:: The task ::
Go through the material and write it all out exactly, minus the pictures.

Figure content listings:
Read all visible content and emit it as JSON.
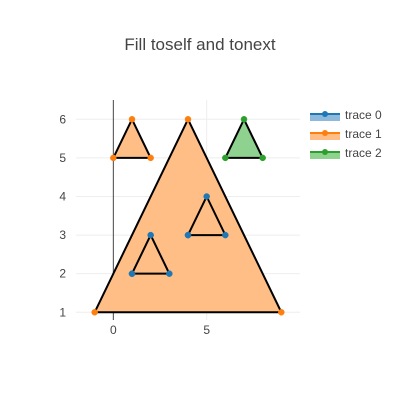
{
  "chart_data": {
    "type": "scatter",
    "title": "Fill toself and tonext",
    "xlabel": "",
    "ylabel": "",
    "xlim": [
      -2,
      10
    ],
    "ylim": [
      0.8,
      6.5
    ],
    "x_ticks": [
      0,
      5
    ],
    "y_ticks": [
      1,
      2,
      3,
      4,
      5,
      6
    ],
    "grid": true,
    "legend_position": "top-right",
    "series": [
      {
        "name": "trace 0",
        "color": "#1f77b4",
        "fill_color": "#8cb9dc",
        "line_color": "#000000",
        "mode": "lines+markers",
        "fill": "toself",
        "polygons": [
          {
            "x": [
              1,
              2,
              3,
              1
            ],
            "y": [
              2,
              3,
              2,
              2
            ]
          },
          {
            "x": [
              4,
              5,
              6,
              4
            ],
            "y": [
              3,
              4,
              3,
              3
            ]
          }
        ]
      },
      {
        "name": "trace 1",
        "color": "#ff7f0e",
        "fill_color": "#ffbe86",
        "line_color": "#000000",
        "mode": "markers",
        "fill": "toself",
        "polygons": [
          {
            "x": [
              -1,
              4,
              9
            ],
            "y": [
              1,
              6,
              1
            ]
          },
          {
            "x": [
              0,
              1,
              2
            ],
            "y": [
              5,
              6,
              5
            ]
          }
        ]
      },
      {
        "name": "trace 2",
        "color": "#2ca02c",
        "fill_color": "#8fd18f",
        "line_color": "#000000",
        "mode": "markers",
        "fill": "toself",
        "polygons": [
          {
            "x": [
              6,
              7,
              8
            ],
            "y": [
              5,
              6,
              5
            ]
          }
        ]
      }
    ]
  }
}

:: Final result ::
Read all visible content and emit it as JSON.
{
  "chart_data": {
    "type": "scatter",
    "title": "Fill toself and tonext",
    "xlabel": "",
    "ylabel": "",
    "xlim": [
      -2,
      10
    ],
    "ylim": [
      0.8,
      6.5
    ],
    "x_ticks": [
      0,
      5
    ],
    "y_ticks": [
      1,
      2,
      3,
      4,
      5,
      6
    ],
    "grid": true,
    "legend_position": "top-right",
    "series": [
      {
        "name": "trace 0",
        "color": "#1f77b4",
        "fill_color": "#8cb9dc",
        "line_color": "#000000",
        "mode": "lines+markers",
        "fill": "toself",
        "polygons": [
          {
            "x": [
              1,
              2,
              3,
              1
            ],
            "y": [
              2,
              3,
              2,
              2
            ]
          },
          {
            "x": [
              4,
              5,
              6,
              4
            ],
            "y": [
              3,
              4,
              3,
              3
            ]
          }
        ]
      },
      {
        "name": "trace 1",
        "color": "#ff7f0e",
        "fill_color": "#ffbe86",
        "line_color": "#000000",
        "mode": "markers",
        "fill": "toself",
        "polygons": [
          {
            "x": [
              -1,
              4,
              9
            ],
            "y": [
              1,
              6,
              1
            ]
          },
          {
            "x": [
              0,
              1,
              2
            ],
            "y": [
              5,
              6,
              5
            ]
          }
        ]
      },
      {
        "name": "trace 2",
        "color": "#2ca02c",
        "fill_color": "#8fd18f",
        "line_color": "#000000",
        "mode": "markers",
        "fill": "toself",
        "polygons": [
          {
            "x": [
              6,
              7,
              8
            ],
            "y": [
              5,
              6,
              5
            ]
          }
        ]
      }
    ]
  }
}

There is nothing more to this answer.